STUDY QUESTIONS
a: In the interview excerpt about shorting Tesla, how much cash does Jim Chanos expect Tesla to burn each quarter?
b: Carry on the interview excerpt about shorting Tesla from its final line.

Jim Chanos: They’re probably launching themselves to March right now…

Scarlet Fu: Perhaps, perhaps. The stock has somewhat launched itself. It’s gone from less than $30 five years ago to more than $350. That’s a return of more than 1,000 percent despite the absence of consistent profits and incredible cash burn. So, Joe and I were talking about this, we know you’ve been public on Tesla for some while. What would it take for you to throw in the towel? What would have to happen for you to throw in the towel and say “I give up on this short, this is not gonna work”?

Jim Chanos: I think that have to see the company actually begin to make money selling products. And I should point out that we were also short Solar City that he bought in. That one worked out a little better than Tesla. So, the fact of the matter is, that this is a company that, as you pointed out, burns a lot of cash and we think they’re gonna be burning close to 750 million to a billion a quarter for the next handful of quarters. It has not finished its Gigafactory, the batteries are made by Panasonic. But most importantly it has its big test ahead of it; the Model 3. It has been loosing money selling $120,000 cars, but it hopes to make money selling a $35,000 car, which we think it will be a lot more than that. You have an executive departure list, the only one I’ve seen longer in the last two years is Valeant’s. There just people are leaving left, right and center.

RAW DATA
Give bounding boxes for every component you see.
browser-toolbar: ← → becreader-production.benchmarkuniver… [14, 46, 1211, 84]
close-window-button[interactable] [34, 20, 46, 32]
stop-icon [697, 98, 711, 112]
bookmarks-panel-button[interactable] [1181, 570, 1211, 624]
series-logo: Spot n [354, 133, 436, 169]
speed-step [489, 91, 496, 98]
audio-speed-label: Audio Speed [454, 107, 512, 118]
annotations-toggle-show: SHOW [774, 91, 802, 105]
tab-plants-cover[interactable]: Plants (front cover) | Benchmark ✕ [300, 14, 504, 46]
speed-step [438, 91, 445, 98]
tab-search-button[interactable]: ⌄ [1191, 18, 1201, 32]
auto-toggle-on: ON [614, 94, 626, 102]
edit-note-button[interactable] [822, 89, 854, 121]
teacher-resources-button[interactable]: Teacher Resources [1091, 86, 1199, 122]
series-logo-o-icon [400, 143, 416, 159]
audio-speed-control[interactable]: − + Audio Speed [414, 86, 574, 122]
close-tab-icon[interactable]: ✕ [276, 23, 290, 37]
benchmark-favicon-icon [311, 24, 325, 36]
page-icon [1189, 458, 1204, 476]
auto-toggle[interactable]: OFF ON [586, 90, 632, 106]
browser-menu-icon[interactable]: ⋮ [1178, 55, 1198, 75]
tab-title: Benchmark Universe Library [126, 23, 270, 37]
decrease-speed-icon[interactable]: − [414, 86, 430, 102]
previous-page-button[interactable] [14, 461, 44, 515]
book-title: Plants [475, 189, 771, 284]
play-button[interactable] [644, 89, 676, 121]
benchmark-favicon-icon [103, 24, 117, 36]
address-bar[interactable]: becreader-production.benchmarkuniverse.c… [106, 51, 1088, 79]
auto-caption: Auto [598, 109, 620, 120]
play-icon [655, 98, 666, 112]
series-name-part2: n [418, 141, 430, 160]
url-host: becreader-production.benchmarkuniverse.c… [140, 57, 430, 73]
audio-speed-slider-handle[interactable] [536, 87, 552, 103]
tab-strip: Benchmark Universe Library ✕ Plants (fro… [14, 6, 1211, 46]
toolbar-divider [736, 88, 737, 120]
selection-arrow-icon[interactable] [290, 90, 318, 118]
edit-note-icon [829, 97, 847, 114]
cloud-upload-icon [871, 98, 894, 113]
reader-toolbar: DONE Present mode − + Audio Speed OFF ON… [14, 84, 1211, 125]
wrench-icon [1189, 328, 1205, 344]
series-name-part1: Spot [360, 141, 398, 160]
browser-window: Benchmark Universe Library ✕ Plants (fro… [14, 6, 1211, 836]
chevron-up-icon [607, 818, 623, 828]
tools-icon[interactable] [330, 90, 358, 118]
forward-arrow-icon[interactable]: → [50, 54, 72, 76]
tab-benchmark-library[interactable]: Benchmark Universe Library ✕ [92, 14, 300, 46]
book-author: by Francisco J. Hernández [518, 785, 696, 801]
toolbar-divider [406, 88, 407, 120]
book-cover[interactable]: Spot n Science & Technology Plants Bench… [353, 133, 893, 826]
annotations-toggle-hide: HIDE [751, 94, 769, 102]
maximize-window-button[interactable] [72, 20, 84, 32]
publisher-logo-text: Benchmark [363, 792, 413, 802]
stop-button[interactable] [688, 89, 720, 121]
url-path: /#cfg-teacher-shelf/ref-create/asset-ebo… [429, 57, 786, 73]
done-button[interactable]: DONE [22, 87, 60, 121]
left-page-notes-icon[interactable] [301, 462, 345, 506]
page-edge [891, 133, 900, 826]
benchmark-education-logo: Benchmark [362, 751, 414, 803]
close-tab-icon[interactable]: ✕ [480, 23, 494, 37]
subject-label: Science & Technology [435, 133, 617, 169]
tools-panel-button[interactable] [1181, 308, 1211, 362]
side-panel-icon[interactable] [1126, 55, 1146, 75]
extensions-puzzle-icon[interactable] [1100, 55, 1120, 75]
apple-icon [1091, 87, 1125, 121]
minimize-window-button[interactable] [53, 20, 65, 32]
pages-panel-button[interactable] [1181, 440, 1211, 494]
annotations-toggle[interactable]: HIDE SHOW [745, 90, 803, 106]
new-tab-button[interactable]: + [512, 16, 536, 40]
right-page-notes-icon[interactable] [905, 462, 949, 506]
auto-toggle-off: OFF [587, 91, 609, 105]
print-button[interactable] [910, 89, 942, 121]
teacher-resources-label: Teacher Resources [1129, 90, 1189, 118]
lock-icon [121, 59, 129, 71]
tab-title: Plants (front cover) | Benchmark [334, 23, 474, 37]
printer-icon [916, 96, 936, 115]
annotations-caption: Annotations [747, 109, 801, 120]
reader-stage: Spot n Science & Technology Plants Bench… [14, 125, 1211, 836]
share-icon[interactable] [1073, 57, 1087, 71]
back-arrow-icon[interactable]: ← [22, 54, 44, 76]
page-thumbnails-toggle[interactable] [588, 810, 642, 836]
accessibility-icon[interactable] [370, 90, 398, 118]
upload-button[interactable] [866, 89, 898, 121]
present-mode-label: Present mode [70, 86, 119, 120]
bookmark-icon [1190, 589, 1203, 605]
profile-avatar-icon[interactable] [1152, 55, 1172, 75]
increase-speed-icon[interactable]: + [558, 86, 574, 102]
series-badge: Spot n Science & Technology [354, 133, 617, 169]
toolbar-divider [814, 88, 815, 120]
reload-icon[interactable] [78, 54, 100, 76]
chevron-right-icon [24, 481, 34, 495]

ANSWERS TO THE EXERCISE
a: Close to $750 million to a billion a quarter for the next handful of quarters.

b:
Scarlet Fu: It’s a freight train…

Jim Chanos: Well something… I mean, I don’t know. They’re certainly… they’re not waiting around for the company of the future, the stock price notwithstanding. And so we’ll see. I mean the car is supposed to go into production in July. They’ll be competing with real companies in 2018. I noted with some interest as I got here the opening remarks by Mr. Musk were talking about transforming to an energy company, an energy solution company or something like that. So he’s trying to reposition the company as something other than an automobile company. But it is an automobile company with a money-loosing solar roof company subsidiary. In addition he’s got to raise a lot of money. Rule of thumb is it takes about 50 cents in capital for every dollar of automobile revenues. So if he’s gonna be doing a 500,000 Model 3’s and 100,000 of the Model S’s and Model X’s, he’s gonna need something on the order – that’ll be thirty some billion in revenues – he’s gonna need about another ten billion in capital to do that, and he’s gonna need it soon. So the Teslarian should just embrace themselves cause they’re gonna get the chance to buy a lot more stock or convert here I suspect in the coming months.

Joe Weisenthal: What’s the most likely way, in your view, in which the Tesla story ends? Is it something that in the Model 3 doesn’t live up to the high…

Jim Chanos: He actually starts making money. That’ll be what ends it.

Joe Weisenthal: No, but I mean like in terms your thesis becoming validated. Would it be more of a sort of an investor strike, as in conditions changed, there’s a market downturn, people aren’t able to fund the…

Jim Chanos: If the Model 3 isn’t gonna be popular, that’s gonna hurt, right. That’s the one everybody’s waiting for, the one that the average person who can’t afford an S or X and wants to be part of the Tesla revolution and if the car is a lemon I think that will be a problem. […] But at the end of the day he’s gotta make a car for the masses that is successful, so that’s what we’re gonna watch.

Some takeaways from the above talk that you may want to consider putting into your investor’s toolbox are:

  1. Are all customers contributing proportionally to the company’s profits?
  2. What’s the downside to the business from any current or future regulatory changes?
  3. How much capital is needed to support future growth (capital to revenues ratio)?
    • Who will provide the capital – debt or equity holder (any dilutive effects on current shareholders)?
    • Will the company be able to raise the capital needed?
    • How long is the business able to keep on going without further capital contributions?
  4. Does the industry in which the business operates make it possible for companies to gain and sustain any sustainable competitive advantages?

Disclosure: I have no position in any stock mentioned.